• [Exercise inputs]
--- BEGIN ---

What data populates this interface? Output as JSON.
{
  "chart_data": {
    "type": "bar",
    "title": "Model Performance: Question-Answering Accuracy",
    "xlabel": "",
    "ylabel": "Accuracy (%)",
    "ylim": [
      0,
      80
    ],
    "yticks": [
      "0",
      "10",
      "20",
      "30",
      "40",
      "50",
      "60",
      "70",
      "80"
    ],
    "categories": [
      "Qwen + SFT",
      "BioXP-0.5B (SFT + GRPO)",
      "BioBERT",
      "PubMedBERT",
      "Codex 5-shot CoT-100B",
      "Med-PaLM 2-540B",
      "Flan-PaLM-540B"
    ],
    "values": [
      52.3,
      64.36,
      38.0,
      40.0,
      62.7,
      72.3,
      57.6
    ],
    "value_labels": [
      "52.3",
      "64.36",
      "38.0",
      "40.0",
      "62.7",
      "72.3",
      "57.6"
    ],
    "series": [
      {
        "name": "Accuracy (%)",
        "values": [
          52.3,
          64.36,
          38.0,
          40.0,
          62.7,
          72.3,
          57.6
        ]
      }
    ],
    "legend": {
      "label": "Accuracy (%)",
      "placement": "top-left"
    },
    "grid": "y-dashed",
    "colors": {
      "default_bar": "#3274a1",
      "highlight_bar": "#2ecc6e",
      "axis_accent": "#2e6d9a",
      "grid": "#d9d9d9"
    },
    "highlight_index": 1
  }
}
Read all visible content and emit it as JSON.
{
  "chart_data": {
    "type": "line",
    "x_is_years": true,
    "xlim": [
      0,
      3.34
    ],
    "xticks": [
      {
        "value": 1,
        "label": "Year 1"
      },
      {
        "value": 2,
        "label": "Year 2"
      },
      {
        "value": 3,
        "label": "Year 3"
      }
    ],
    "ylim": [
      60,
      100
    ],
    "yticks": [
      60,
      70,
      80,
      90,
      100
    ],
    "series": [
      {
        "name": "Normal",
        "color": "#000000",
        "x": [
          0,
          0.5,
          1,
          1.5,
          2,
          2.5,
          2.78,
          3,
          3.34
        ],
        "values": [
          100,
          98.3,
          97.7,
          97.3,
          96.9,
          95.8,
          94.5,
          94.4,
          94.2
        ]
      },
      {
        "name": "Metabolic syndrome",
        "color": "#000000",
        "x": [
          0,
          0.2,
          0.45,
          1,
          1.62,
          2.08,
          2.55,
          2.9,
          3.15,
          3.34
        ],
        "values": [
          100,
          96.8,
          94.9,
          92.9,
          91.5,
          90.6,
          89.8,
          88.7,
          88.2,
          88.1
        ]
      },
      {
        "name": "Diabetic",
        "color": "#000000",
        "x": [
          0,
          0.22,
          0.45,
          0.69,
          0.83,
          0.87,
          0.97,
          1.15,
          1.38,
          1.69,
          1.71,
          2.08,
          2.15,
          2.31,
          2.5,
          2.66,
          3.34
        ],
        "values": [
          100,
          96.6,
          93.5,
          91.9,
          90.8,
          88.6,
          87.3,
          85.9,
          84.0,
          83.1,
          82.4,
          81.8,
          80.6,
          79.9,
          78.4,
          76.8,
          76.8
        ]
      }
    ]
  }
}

--- END ---

• [What you are asked to do] Reproduce all of the data exactly as given.

• [Written answer]
What data populates this interface? Output as JSON.
{
  "chart_data": {
    "type": "bar",
    "title": "Model Performance: Question-Answering Accuracy",
    "xlabel": "",
    "ylabel": "Accuracy (%)",
    "ylim": [
      0,
      80
    ],
    "yticks": [
      "0",
      "10",
      "20",
      "30",
      "40",
      "50",
      "60",
      "70",
      "80"
    ],
    "categories": [
      "Qwen + SFT",
      "BioXP-0.5B (SFT + GRPO)",
      "BioBERT",
      "PubMedBERT",
      "Codex 5-shot CoT-100B",
      "Med-PaLM 2-540B",
      "Flan-PaLM-540B"
    ],
    "values": [
      52.3,
      64.36,
      38.0,
      40.0,
      62.7,
      72.3,
      57.6
    ],
    "value_labels": [
      "52.3",
      "64.36",
      "38.0",
      "40.0",
      "62.7",
      "72.3",
      "57.6"
    ],
    "series": [
      {
        "name": "Accuracy (%)",
        "values": [
          52.3,
          64.36,
          38.0,
          40.0,
          62.7,
          72.3,
          57.6
        ]
      }
    ],
    "legend": {
      "label": "Accuracy (%)",
      "placement": "top-left"
    },
    "grid": "y-dashed",
    "colors": {
      "default_bar": "#3274a1",
      "highlight_bar": "#2ecc6e",
      "axis_accent": "#2e6d9a",
      "grid": "#d9d9d9"
    },
    "highlight_index": 1
  }
}
Read all visible content and emit it as JSON.
{
  "chart_data": {
    "type": "line",
    "x_is_years": true,
    "xlim": [
      0,
      3.34
    ],
    "xticks": [
      {
        "value": 1,
        "label": "Year 1"
      },
      {
        "value": 2,
        "label": "Year 2"
      },
      {
        "value": 3,
        "label": "Year 3"
      }
    ],
    "ylim": [
      60,
      100
    ],
    "yticks": [
      60,
      70,
      80,
      90,
      100
    ],
    "series": [
      {
        "name": "Normal",
        "color": "#000000",
        "x": [
          0,
          0.5,
          1,
          1.5,
          2,
          2.5,
          2.78,
          3,
          3.34
        ],
        "values": [
          100,
          98.3,
          97.7,
          97.3,
          96.9,
          95.8,
          94.5,
          94.4,
          94.2
        ]
      },
      {
        "name": "Metabolic syndrome",
        "color": "#000000",
        "x": [
          0,
          0.2,
          0.45,
          1,
          1.62,
          2.08,
          2.55,
          2.9,
          3.15,
          3.34
        ],
        "values": [
          100,
          96.8,
          94.9,
          92.9,
          91.5,
          90.6,
          89.8,
          88.7,
          88.2,
          88.1
        ]
      },
      {
        "name": "Diabetic",
        "color": "#000000",
        "x": [
          0,
          0.22,
          0.45,
          0.69,
          0.83,
          0.87,
          0.97,
          1.15,
          1.38,
          1.69,
          1.71,
          2.08,
          2.15,
          2.31,
          2.5,
          2.66,
          3.34
        ],
        "values": [
          100,
          96.6,
          93.5,
          91.9,
          90.8,
          88.6,
          87.3,
          85.9,
          84.0,
          83.1,
          82.4,
          81.8,
          80.6,
          79.9,
          78.4,
          76.8,
          76.8
        ]
      }
    ]
  }
}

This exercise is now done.